Directions:
Pull every line with "marker" from the data.

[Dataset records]
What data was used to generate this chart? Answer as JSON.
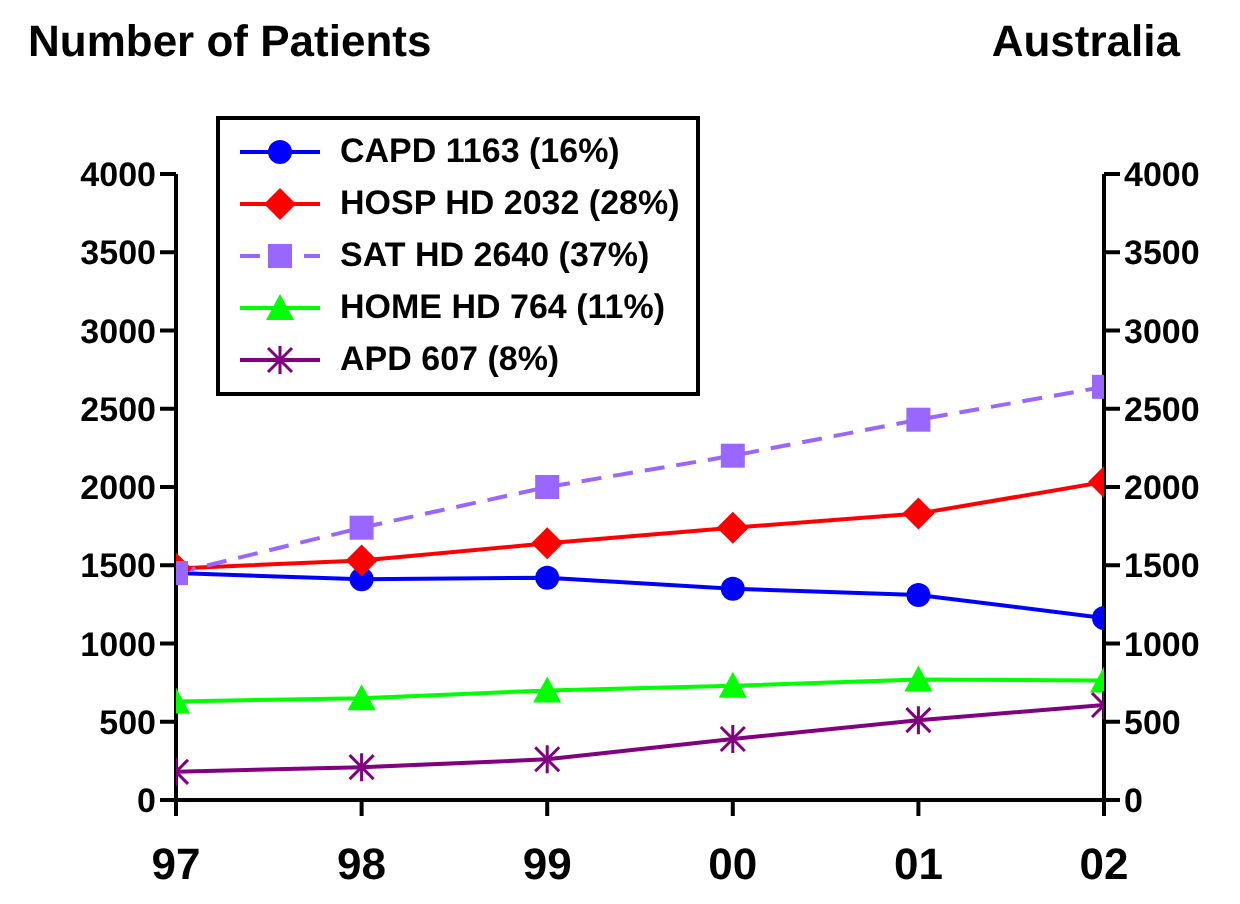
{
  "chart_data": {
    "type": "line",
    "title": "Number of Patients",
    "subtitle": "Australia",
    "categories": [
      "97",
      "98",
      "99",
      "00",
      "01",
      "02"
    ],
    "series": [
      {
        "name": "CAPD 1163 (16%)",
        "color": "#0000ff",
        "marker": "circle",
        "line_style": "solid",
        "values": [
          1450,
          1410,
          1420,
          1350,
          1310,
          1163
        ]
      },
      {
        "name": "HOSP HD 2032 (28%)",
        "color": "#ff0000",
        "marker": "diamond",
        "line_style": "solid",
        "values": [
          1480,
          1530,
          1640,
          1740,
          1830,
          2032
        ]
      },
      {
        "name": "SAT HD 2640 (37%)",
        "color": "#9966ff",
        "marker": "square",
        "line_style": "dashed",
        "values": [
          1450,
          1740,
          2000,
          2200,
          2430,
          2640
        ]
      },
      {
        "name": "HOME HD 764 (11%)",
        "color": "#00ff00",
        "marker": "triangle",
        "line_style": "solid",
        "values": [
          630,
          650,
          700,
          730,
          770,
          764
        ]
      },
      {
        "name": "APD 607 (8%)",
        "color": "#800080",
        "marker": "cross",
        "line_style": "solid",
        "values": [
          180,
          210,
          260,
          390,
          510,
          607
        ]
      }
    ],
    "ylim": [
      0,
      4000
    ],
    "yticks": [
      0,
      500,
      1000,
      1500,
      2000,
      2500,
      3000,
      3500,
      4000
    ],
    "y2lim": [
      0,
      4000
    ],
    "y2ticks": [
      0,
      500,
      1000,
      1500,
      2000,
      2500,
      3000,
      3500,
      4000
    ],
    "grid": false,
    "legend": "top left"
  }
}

Result for this exercise:
        "marker": "circle",
        "marker": "diamond",
        "marker": "square",
        "marker": "triangle",
        "marker": "cross",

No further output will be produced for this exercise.